*SUPPLIED MATERIAL*
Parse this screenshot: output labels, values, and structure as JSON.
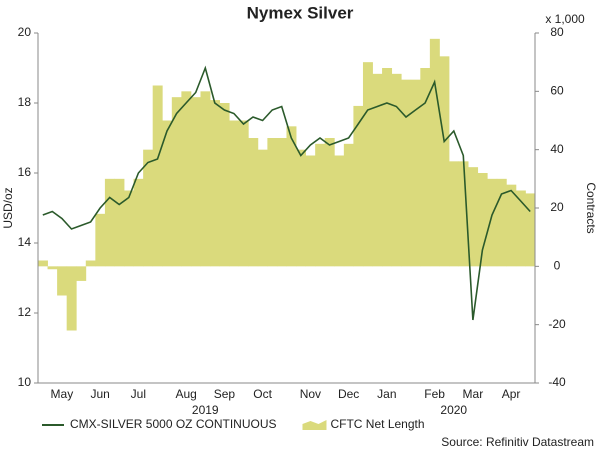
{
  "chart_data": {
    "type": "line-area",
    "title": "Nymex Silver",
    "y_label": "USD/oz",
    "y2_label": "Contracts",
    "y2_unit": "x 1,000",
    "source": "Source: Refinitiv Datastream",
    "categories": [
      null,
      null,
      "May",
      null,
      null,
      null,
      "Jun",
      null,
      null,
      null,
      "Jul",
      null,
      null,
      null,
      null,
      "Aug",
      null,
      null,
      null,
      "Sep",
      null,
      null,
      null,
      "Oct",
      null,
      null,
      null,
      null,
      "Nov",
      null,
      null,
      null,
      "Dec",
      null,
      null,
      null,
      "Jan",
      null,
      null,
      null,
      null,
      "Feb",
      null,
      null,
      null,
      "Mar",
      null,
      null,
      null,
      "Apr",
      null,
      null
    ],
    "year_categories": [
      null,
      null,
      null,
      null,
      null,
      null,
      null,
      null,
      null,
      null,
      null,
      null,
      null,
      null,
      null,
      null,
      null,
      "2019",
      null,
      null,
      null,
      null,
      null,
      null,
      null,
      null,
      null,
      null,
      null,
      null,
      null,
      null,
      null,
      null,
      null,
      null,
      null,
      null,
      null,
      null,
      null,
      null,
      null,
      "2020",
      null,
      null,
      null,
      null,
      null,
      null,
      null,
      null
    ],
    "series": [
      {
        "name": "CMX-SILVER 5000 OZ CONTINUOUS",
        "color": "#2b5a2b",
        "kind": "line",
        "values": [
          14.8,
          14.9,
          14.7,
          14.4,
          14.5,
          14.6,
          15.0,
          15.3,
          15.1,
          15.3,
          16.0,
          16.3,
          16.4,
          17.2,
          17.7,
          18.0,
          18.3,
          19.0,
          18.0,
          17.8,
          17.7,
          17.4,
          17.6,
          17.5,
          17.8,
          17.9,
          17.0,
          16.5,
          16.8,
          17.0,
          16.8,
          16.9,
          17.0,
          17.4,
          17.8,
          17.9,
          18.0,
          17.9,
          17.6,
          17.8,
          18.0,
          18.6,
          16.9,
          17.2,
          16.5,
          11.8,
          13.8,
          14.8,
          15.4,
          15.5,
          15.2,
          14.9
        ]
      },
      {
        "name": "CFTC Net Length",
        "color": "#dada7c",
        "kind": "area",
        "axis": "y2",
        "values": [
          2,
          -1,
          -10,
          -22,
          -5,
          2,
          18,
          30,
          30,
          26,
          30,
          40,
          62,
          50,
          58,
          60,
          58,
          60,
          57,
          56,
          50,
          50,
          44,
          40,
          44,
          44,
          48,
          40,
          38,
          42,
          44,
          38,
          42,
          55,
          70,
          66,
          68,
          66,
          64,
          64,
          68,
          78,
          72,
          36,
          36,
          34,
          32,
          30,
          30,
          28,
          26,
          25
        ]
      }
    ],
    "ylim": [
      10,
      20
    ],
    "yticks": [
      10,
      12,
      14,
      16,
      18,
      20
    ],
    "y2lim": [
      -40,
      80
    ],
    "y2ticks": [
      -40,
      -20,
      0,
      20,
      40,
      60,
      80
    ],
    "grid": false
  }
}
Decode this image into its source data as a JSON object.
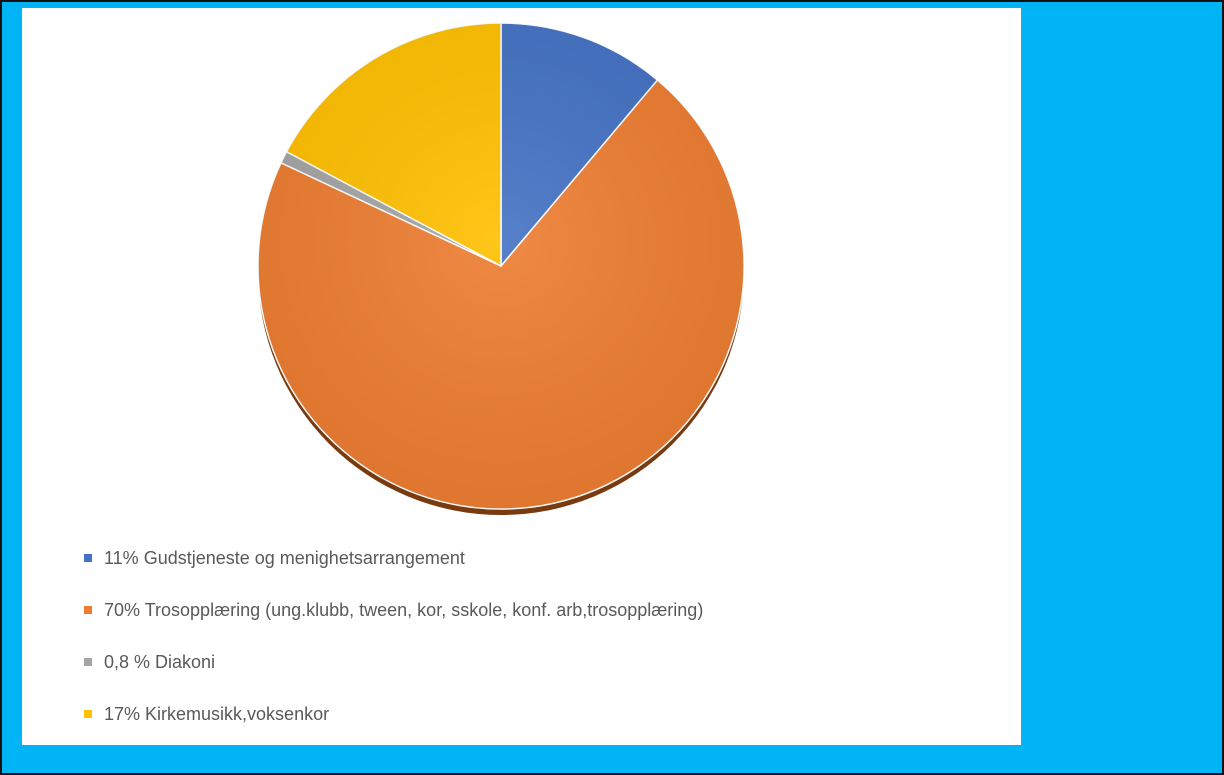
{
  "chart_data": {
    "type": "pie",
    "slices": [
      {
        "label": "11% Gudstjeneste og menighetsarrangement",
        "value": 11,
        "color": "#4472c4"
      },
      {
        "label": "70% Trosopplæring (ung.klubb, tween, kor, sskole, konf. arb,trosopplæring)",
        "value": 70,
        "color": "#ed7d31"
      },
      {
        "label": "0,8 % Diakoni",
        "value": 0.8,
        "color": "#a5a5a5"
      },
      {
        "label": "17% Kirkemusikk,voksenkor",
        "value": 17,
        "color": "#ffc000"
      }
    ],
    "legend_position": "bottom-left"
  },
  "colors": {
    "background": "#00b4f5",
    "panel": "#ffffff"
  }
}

*EXERCISE REQUIREMENTS*
Give an exact copy of the material, leaving out every picture.

*WRITTEN RESPONSE*
Parse this screenshot: output labels, values, and structure as JSON.
{
  "chart_data": {
    "type": "line-area",
    "title": "Nymex Silver",
    "y_label": "USD/oz",
    "y2_label": "Contracts",
    "y2_unit": "x 1,000",
    "source": "Source: Refinitiv Datastream",
    "categories": [
      null,
      null,
      "May",
      null,
      null,
      null,
      "Jun",
      null,
      null,
      null,
      "Jul",
      null,
      null,
      null,
      null,
      "Aug",
      null,
      null,
      null,
      "Sep",
      null,
      null,
      null,
      "Oct",
      null,
      null,
      null,
      null,
      "Nov",
      null,
      null,
      null,
      "Dec",
      null,
      null,
      null,
      "Jan",
      null,
      null,
      null,
      null,
      "Feb",
      null,
      null,
      null,
      "Mar",
      null,
      null,
      null,
      "Apr",
      null,
      null
    ],
    "year_categories": [
      null,
      null,
      null,
      null,
      null,
      null,
      null,
      null,
      null,
      null,
      null,
      null,
      null,
      null,
      null,
      null,
      null,
      "2019",
      null,
      null,
      null,
      null,
      null,
      null,
      null,
      null,
      null,
      null,
      null,
      null,
      null,
      null,
      null,
      null,
      null,
      null,
      null,
      null,
      null,
      null,
      null,
      null,
      null,
      "2020",
      null,
      null,
      null,
      null,
      null,
      null,
      null,
      null
    ],
    "series": [
      {
        "name": "CMX-SILVER 5000 OZ CONTINUOUS",
        "color": "#2b5a2b",
        "kind": "line",
        "values": [
          14.8,
          14.9,
          14.7,
          14.4,
          14.5,
          14.6,
          15.0,
          15.3,
          15.1,
          15.3,
          16.0,
          16.3,
          16.4,
          17.2,
          17.7,
          18.0,
          18.3,
          19.0,
          18.0,
          17.8,
          17.7,
          17.4,
          17.6,
          17.5,
          17.8,
          17.9,
          17.0,
          16.5,
          16.8,
          17.0,
          16.8,
          16.9,
          17.0,
          17.4,
          17.8,
          17.9,
          18.0,
          17.9,
          17.6,
          17.8,
          18.0,
          18.6,
          16.9,
          17.2,
          16.5,
          11.8,
          13.8,
          14.8,
          15.4,
          15.5,
          15.2,
          14.9
        ]
      },
      {
        "name": "CFTC Net Length",
        "color": "#dada7c",
        "kind": "area",
        "axis": "y2",
        "values": [
          2,
          -1,
          -10,
          -22,
          -5,
          2,
          18,
          30,
          30,
          26,
          30,
          40,
          62,
          50,
          58,
          60,
          58,
          60,
          57,
          56,
          50,
          50,
          44,
          40,
          44,
          44,
          48,
          40,
          38,
          42,
          44,
          38,
          42,
          55,
          70,
          66,
          68,
          66,
          64,
          64,
          68,
          78,
          72,
          36,
          36,
          34,
          32,
          30,
          30,
          28,
          26,
          25
        ]
      }
    ],
    "ylim": [
      10,
      20
    ],
    "yticks": [
      10,
      12,
      14,
      16,
      18,
      20
    ],
    "y2lim": [
      -40,
      80
    ],
    "y2ticks": [
      -40,
      -20,
      0,
      20,
      40,
      60,
      80
    ],
    "grid": false
  }
}
Decode this image into its source data as a JSON object.
{
  "chart_data": {
    "type": "pie",
    "slices": [
      {
        "label": "11% Gudstjeneste og menighetsarrangement",
        "value": 11,
        "color": "#4472c4"
      },
      {
        "label": "70% Trosopplæring (ung.klubb, tween, kor, sskole, konf. arb,trosopplæring)",
        "value": 70,
        "color": "#ed7d31"
      },
      {
        "label": "0,8 % Diakoni",
        "value": 0.8,
        "color": "#a5a5a5"
      },
      {
        "label": "17% Kirkemusikk,voksenkor",
        "value": 17,
        "color": "#ffc000"
      }
    ],
    "legend_position": "bottom-left"
  },
  "colors": {
    "background": "#00b4f5",
    "panel": "#ffffff"
  }
}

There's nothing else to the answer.